EXCERPTED RECORDS:
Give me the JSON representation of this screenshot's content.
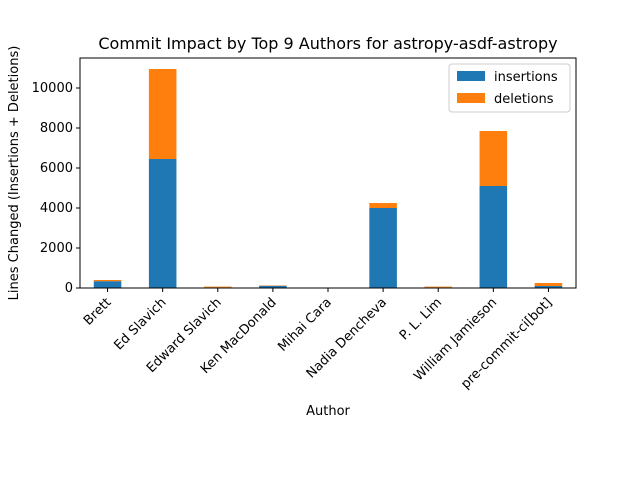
{
  "chart_data": {
    "type": "bar",
    "stacked": true,
    "title": "Commit Impact by Top 9 Authors for astropy-asdf-astropy",
    "xlabel": "Author",
    "ylabel": "Lines Changed (Insertions + Deletions)",
    "categories": [
      "Brett",
      "Ed Slavich",
      "Edward Slavich",
      "Ken MacDonald",
      "Mihai Cara",
      "Nadia Dencheva",
      "P. L. Lim",
      "William Jamieson",
      "pre-commit-ci[bot]"
    ],
    "series": [
      {
        "name": "insertions",
        "color": "#1f77b4",
        "values": [
          340,
          6450,
          30,
          110,
          5,
          4000,
          30,
          5100,
          100
        ]
      },
      {
        "name": "deletions",
        "color": "#ff7f0e",
        "values": [
          60,
          4500,
          40,
          20,
          5,
          250,
          40,
          2750,
          150
        ]
      }
    ],
    "ylim": [
      0,
      11500
    ],
    "yticks": [
      0,
      2000,
      4000,
      6000,
      8000,
      10000
    ],
    "grid": false,
    "legend_position": "top-right"
  }
}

AIM: Pictures stay out; repeat all the rest of the records exactly.

OUTPUT OF THE TASK:
Give me the JSON representation of this screenshot's content.
{
  "chart_data": {
    "type": "bar",
    "stacked": true,
    "title": "Commit Impact by Top 9 Authors for astropy-asdf-astropy",
    "xlabel": "Author",
    "ylabel": "Lines Changed (Insertions + Deletions)",
    "categories": [
      "Brett",
      "Ed Slavich",
      "Edward Slavich",
      "Ken MacDonald",
      "Mihai Cara",
      "Nadia Dencheva",
      "P. L. Lim",
      "William Jamieson",
      "pre-commit-ci[bot]"
    ],
    "series": [
      {
        "name": "insertions",
        "color": "#1f77b4",
        "values": [
          340,
          6450,
          30,
          110,
          5,
          4000,
          30,
          5100,
          100
        ]
      },
      {
        "name": "deletions",
        "color": "#ff7f0e",
        "values": [
          60,
          4500,
          40,
          20,
          5,
          250,
          40,
          2750,
          150
        ]
      }
    ],
    "ylim": [
      0,
      11500
    ],
    "yticks": [
      0,
      2000,
      4000,
      6000,
      8000,
      10000
    ],
    "grid": false,
    "legend_position": "top-right"
  }
}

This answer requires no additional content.